What to produce:
Give every line again exactly as it appears, please, but not the pictures.
START Dataset extract
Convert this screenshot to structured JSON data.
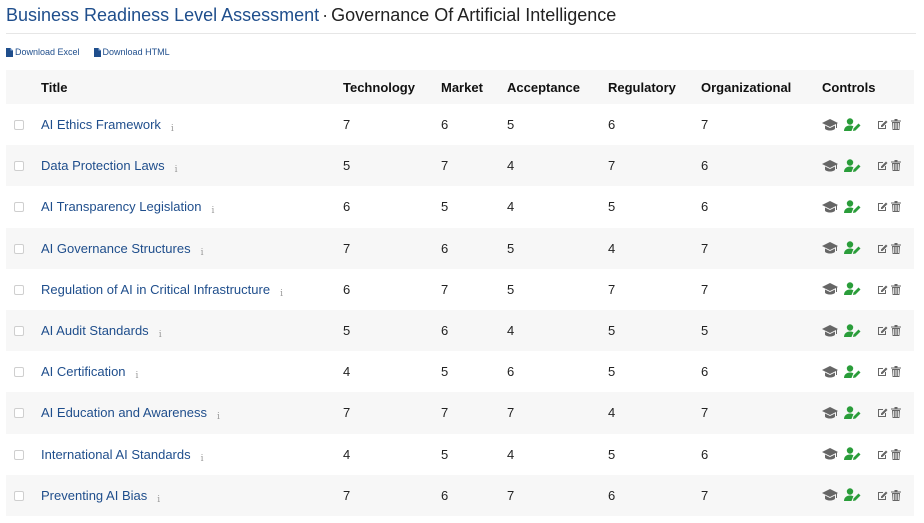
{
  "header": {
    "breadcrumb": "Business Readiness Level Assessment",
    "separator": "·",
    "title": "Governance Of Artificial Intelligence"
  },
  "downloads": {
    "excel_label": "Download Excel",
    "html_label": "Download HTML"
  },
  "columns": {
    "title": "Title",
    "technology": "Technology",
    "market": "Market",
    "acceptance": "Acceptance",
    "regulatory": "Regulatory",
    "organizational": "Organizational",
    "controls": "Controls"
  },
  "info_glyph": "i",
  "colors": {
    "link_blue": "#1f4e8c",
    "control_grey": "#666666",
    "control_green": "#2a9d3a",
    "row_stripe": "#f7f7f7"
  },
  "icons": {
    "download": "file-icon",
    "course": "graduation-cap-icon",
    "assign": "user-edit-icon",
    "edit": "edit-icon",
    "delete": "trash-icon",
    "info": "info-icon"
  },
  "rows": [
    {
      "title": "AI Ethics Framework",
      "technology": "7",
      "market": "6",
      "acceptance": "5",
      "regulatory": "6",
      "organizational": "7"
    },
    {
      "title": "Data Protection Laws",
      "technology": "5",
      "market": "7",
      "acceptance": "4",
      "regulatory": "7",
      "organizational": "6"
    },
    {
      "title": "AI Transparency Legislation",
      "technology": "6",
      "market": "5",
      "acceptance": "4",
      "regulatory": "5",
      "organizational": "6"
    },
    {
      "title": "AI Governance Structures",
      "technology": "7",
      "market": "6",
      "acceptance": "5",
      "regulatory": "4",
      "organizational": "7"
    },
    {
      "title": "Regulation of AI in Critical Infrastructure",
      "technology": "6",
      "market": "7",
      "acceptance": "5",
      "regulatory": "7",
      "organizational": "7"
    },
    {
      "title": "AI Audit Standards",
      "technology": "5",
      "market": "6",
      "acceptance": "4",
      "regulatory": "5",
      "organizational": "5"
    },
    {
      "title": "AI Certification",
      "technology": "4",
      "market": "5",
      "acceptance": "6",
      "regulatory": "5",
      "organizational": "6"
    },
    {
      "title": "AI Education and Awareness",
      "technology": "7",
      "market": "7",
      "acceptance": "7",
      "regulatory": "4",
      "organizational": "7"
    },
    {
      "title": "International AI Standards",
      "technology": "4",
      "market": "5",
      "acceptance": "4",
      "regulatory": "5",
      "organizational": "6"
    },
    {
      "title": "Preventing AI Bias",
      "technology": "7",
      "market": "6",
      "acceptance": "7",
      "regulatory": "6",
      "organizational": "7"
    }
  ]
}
END Dataset extract
Written answer:
Convert this screenshot to structured JSON data.
{
  "header": {
    "breadcrumb": "Business Readiness Level Assessment",
    "separator": "·",
    "title": "Governance Of Artificial Intelligence"
  },
  "downloads": {
    "excel_label": "Download Excel",
    "html_label": "Download HTML"
  },
  "columns": {
    "title": "Title",
    "technology": "Technology",
    "market": "Market",
    "acceptance": "Acceptance",
    "regulatory": "Regulatory",
    "organizational": "Organizational",
    "controls": "Controls"
  },
  "info_glyph": "i",
  "colors": {
    "link_blue": "#1f4e8c",
    "control_grey": "#666666",
    "control_green": "#2a9d3a",
    "row_stripe": "#f7f7f7"
  },
  "icons": {
    "download": "file-icon",
    "course": "graduation-cap-icon",
    "assign": "user-edit-icon",
    "edit": "edit-icon",
    "delete": "trash-icon",
    "info": "info-icon"
  },
  "rows": [
    {
      "title": "AI Ethics Framework",
      "technology": "7",
      "market": "6",
      "acceptance": "5",
      "regulatory": "6",
      "organizational": "7"
    },
    {
      "title": "Data Protection Laws",
      "technology": "5",
      "market": "7",
      "acceptance": "4",
      "regulatory": "7",
      "organizational": "6"
    },
    {
      "title": "AI Transparency Legislation",
      "technology": "6",
      "market": "5",
      "acceptance": "4",
      "regulatory": "5",
      "organizational": "6"
    },
    {
      "title": "AI Governance Structures",
      "technology": "7",
      "market": "6",
      "acceptance": "5",
      "regulatory": "4",
      "organizational": "7"
    },
    {
      "title": "Regulation of AI in Critical Infrastructure",
      "technology": "6",
      "market": "7",
      "acceptance": "5",
      "regulatory": "7",
      "organizational": "7"
    },
    {
      "title": "AI Audit Standards",
      "technology": "5",
      "market": "6",
      "acceptance": "4",
      "regulatory": "5",
      "organizational": "5"
    },
    {
      "title": "AI Certification",
      "technology": "4",
      "market": "5",
      "acceptance": "6",
      "regulatory": "5",
      "organizational": "6"
    },
    {
      "title": "AI Education and Awareness",
      "technology": "7",
      "market": "7",
      "acceptance": "7",
      "regulatory": "4",
      "organizational": "7"
    },
    {
      "title": "International AI Standards",
      "technology": "4",
      "market": "5",
      "acceptance": "4",
      "regulatory": "5",
      "organizational": "6"
    },
    {
      "title": "Preventing AI Bias",
      "technology": "7",
      "market": "6",
      "acceptance": "7",
      "regulatory": "6",
      "organizational": "7"
    }
  ]
}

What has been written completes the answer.